Pull each line holding "obleva" out of the entries below.
## begin
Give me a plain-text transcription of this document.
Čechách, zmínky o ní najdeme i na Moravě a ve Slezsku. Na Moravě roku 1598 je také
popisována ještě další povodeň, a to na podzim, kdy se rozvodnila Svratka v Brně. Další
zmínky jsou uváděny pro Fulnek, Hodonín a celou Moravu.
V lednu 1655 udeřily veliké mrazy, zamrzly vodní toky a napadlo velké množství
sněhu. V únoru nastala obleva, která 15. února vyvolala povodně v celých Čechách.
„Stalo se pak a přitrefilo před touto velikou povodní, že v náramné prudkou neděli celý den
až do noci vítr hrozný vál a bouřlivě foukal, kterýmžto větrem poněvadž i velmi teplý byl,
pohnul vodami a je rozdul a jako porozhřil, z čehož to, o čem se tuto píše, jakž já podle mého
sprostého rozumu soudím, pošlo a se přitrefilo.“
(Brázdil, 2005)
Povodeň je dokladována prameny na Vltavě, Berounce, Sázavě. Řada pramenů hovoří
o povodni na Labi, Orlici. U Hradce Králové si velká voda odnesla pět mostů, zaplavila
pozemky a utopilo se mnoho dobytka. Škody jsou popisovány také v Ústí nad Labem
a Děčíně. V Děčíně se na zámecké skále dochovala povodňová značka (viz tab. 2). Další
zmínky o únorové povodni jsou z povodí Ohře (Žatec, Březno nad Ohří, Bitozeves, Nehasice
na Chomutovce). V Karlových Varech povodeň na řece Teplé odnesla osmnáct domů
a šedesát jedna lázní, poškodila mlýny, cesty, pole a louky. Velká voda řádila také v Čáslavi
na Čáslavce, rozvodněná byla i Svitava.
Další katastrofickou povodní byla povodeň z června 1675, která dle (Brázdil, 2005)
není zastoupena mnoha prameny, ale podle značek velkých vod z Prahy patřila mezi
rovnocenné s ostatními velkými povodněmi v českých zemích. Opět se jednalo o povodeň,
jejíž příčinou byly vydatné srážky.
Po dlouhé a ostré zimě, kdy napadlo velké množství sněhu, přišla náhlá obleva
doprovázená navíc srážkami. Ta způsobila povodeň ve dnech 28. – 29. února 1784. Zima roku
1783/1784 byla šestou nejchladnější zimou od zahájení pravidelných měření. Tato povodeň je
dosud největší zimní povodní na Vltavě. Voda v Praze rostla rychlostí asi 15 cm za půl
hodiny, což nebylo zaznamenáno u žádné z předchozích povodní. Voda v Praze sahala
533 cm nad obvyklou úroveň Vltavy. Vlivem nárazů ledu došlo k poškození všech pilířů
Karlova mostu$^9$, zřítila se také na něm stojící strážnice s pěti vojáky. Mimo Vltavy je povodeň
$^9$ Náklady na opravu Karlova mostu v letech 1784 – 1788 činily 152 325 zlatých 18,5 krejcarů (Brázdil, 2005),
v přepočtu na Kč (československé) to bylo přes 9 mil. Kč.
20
## end
**SOLVED EXERCISE**.
sněhu. V únoru nastala obleva, která 15. února vyvolala povodně v celých Čechách.
Po dlouhé a ostré zimě, kdy napadlo velké množství sněhu, přišla náhlá obleva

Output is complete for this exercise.